◆ GOAL ◆
Pull out every line below containing the word "incidence".

— Start DATA RECORDS —

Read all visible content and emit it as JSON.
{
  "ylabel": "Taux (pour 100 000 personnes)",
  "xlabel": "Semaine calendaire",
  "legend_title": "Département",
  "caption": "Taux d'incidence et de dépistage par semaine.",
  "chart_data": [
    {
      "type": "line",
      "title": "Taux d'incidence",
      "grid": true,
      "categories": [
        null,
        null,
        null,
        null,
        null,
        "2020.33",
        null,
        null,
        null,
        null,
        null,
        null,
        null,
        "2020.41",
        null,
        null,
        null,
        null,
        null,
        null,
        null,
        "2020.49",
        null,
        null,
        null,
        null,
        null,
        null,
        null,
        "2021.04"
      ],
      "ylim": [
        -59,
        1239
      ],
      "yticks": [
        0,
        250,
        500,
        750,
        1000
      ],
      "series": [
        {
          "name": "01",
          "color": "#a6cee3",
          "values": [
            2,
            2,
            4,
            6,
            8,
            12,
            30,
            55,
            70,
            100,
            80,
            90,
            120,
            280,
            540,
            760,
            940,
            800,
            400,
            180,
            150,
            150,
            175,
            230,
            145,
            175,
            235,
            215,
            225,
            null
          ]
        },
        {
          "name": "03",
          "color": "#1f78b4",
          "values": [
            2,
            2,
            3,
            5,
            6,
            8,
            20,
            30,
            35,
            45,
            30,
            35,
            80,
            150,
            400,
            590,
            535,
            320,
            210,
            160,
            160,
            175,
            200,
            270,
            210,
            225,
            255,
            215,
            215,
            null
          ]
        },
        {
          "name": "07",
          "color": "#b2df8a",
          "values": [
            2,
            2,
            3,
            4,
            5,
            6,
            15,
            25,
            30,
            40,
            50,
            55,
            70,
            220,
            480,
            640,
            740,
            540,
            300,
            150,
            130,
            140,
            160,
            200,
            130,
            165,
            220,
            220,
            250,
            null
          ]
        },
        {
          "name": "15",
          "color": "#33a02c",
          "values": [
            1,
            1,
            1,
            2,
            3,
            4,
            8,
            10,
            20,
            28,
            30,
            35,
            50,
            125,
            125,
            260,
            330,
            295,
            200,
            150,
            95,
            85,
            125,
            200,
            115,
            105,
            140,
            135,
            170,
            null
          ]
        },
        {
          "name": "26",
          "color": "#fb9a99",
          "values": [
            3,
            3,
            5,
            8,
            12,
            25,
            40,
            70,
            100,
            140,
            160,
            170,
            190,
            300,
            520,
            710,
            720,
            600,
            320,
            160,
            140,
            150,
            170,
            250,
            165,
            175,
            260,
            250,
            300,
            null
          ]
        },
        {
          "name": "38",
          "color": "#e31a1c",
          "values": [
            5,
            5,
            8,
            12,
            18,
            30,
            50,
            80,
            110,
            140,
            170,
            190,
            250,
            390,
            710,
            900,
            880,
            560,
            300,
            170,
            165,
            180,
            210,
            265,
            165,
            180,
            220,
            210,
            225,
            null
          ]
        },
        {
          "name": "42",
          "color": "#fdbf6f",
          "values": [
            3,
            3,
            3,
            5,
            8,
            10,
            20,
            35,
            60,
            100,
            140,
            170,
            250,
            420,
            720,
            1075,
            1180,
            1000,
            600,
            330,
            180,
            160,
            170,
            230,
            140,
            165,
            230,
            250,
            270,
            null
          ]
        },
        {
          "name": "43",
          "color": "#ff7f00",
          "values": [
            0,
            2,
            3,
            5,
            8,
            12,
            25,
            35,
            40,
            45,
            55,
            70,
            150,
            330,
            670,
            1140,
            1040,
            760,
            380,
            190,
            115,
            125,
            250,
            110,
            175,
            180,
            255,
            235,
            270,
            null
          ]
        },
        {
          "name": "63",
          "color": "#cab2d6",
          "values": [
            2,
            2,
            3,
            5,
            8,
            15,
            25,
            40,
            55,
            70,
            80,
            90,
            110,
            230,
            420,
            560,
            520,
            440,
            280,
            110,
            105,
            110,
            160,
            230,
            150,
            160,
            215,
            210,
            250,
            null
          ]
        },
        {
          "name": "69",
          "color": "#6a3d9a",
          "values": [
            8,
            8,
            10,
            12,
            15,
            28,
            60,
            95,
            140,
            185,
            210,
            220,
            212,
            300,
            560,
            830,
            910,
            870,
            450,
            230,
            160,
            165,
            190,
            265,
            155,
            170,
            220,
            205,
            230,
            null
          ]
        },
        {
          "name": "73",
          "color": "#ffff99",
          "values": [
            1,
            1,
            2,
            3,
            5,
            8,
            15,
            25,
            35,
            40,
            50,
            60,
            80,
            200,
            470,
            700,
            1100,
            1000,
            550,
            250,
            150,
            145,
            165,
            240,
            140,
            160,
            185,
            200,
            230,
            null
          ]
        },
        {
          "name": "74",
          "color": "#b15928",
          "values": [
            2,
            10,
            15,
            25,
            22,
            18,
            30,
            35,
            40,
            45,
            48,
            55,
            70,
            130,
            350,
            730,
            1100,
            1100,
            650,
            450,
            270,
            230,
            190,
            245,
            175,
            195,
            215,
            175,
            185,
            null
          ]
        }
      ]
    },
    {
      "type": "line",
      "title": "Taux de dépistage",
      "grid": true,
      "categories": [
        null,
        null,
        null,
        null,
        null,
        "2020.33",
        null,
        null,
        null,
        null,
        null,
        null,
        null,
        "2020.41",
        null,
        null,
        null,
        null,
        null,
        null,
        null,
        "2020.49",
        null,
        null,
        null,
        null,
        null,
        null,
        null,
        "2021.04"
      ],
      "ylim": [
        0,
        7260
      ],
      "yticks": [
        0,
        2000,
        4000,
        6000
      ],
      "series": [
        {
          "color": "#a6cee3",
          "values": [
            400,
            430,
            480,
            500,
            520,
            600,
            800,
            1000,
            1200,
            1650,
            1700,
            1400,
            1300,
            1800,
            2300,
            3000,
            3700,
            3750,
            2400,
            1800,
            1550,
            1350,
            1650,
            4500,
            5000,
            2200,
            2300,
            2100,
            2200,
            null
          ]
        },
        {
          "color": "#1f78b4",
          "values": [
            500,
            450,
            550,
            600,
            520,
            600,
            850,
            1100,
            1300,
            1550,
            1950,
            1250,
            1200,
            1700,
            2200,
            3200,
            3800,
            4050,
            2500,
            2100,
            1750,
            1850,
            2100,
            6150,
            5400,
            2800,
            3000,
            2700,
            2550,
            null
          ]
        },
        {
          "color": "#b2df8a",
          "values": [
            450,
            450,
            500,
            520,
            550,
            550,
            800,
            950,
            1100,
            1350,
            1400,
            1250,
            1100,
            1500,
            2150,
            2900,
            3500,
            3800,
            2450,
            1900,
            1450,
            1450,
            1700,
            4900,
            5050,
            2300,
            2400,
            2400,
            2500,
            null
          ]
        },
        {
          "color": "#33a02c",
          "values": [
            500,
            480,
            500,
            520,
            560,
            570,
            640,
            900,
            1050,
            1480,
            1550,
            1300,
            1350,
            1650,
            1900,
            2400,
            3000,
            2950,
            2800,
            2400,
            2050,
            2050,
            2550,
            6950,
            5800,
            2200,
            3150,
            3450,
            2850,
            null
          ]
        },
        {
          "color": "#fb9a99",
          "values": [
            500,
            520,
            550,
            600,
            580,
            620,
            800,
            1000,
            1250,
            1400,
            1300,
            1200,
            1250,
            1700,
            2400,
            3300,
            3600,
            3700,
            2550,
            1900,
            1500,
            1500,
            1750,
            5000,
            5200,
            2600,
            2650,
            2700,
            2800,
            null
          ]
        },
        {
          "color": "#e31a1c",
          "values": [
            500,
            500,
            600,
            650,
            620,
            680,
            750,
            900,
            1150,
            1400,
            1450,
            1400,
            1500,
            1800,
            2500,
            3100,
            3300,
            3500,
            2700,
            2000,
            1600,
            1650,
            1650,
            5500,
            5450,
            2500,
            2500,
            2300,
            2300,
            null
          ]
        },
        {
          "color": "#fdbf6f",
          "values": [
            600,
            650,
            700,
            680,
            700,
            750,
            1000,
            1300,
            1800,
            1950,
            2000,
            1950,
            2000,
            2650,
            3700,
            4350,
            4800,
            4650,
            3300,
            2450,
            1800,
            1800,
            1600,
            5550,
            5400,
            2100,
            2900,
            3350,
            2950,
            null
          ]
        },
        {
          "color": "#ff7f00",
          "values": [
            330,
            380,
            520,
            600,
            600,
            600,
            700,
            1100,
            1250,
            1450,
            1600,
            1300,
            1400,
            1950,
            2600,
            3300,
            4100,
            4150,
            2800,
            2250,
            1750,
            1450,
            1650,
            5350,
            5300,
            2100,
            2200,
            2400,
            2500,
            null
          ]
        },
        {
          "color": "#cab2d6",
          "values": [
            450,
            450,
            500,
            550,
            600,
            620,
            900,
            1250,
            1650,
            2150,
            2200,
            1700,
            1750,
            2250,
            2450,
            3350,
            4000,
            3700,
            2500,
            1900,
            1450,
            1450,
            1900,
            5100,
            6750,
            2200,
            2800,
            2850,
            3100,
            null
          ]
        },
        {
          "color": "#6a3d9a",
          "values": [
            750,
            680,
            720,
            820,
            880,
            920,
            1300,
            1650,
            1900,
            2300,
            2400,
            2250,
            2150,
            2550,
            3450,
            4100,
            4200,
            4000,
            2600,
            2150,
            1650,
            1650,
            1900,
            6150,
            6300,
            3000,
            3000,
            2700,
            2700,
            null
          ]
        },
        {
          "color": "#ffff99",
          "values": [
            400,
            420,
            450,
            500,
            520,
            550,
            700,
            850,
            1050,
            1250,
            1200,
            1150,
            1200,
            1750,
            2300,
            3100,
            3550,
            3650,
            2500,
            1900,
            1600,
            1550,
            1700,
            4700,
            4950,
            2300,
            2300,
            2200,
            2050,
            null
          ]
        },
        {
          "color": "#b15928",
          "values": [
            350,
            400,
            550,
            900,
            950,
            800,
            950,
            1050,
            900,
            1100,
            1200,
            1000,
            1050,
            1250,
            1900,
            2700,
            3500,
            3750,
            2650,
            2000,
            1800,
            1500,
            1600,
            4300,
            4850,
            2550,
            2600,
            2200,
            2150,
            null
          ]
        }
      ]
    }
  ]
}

— End DATA RECORDS —

◆ TASK RESULT ◆
  "caption": "Taux d'incidence et de dépistage par semaine.",
      "title": "Taux d'incidence",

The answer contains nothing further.